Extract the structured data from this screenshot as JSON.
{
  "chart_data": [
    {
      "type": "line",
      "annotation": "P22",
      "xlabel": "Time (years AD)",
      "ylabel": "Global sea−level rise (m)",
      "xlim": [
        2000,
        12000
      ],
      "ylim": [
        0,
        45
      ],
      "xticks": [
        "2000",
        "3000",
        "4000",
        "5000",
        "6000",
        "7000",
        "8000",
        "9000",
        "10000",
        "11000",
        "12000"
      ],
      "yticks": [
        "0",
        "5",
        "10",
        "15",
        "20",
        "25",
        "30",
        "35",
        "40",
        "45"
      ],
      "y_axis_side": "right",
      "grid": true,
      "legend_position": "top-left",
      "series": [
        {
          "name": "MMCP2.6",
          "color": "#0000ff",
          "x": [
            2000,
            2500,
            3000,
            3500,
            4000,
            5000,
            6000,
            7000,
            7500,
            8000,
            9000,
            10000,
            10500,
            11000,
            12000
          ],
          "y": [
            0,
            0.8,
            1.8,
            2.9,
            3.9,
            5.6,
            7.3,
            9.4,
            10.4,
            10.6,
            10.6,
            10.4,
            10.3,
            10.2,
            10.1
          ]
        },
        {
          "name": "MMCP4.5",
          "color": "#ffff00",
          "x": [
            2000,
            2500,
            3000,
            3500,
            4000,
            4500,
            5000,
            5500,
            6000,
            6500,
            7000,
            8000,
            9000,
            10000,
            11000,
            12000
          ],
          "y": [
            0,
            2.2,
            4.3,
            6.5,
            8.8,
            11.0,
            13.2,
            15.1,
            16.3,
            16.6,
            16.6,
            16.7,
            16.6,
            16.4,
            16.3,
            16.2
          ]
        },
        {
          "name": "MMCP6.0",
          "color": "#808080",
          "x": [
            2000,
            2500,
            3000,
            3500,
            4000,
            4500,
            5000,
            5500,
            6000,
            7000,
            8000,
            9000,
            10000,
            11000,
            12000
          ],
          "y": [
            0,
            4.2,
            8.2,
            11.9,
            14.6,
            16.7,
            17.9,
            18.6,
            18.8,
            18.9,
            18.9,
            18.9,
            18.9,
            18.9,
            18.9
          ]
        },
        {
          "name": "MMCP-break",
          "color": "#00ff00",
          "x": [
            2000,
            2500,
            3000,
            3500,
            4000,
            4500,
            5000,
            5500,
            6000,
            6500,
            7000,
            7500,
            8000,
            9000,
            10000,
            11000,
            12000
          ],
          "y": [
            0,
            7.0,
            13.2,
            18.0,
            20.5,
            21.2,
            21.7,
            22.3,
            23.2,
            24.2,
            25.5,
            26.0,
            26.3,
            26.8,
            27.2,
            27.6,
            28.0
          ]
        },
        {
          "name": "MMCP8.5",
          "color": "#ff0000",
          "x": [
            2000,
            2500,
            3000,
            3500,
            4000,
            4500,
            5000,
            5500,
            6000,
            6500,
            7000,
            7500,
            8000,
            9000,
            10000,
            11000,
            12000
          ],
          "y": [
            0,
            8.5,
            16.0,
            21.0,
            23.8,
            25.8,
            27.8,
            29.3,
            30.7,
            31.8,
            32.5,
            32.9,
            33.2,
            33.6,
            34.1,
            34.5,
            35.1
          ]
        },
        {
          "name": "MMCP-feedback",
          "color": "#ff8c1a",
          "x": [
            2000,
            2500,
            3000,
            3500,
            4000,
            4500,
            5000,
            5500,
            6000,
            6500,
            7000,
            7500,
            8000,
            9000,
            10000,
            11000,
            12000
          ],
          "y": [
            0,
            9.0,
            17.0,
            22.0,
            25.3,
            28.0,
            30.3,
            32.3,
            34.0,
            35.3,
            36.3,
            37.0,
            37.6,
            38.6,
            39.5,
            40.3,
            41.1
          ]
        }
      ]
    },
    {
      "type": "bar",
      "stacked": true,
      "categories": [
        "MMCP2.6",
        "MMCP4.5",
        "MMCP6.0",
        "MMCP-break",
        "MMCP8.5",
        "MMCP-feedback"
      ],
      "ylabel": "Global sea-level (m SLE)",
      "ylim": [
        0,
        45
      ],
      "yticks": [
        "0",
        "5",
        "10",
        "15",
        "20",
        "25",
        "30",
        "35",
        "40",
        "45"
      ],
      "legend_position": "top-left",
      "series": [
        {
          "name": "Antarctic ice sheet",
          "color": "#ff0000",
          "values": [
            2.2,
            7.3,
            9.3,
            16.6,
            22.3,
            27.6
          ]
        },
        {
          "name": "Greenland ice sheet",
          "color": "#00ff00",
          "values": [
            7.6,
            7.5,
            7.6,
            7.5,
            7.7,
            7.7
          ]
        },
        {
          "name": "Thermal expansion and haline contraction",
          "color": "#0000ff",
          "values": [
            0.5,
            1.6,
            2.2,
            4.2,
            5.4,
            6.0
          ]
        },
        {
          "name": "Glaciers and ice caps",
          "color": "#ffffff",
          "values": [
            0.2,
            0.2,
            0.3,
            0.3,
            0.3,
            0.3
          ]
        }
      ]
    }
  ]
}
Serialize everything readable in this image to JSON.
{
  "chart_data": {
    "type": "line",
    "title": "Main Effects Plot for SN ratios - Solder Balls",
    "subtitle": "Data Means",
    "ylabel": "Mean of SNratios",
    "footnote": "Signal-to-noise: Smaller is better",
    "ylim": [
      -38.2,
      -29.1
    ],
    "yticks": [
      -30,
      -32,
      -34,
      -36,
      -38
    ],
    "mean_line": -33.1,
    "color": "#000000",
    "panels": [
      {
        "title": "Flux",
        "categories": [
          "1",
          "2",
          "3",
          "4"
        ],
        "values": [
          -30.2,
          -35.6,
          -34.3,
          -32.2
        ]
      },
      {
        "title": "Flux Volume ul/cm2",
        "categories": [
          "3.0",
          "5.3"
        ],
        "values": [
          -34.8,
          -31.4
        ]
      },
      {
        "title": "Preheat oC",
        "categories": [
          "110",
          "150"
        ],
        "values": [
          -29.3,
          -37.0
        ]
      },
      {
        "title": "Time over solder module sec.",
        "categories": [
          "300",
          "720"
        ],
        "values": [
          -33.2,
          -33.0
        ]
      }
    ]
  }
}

> _Description of the task_:
Where a line above contains the string "ylabel", copy that line.

> _Right answer_:
      "ylabel": "Global sea−level rise (m)",
      "ylabel": "Global sea-level (m SLE)",
    "ylabel": "Mean of SNratios",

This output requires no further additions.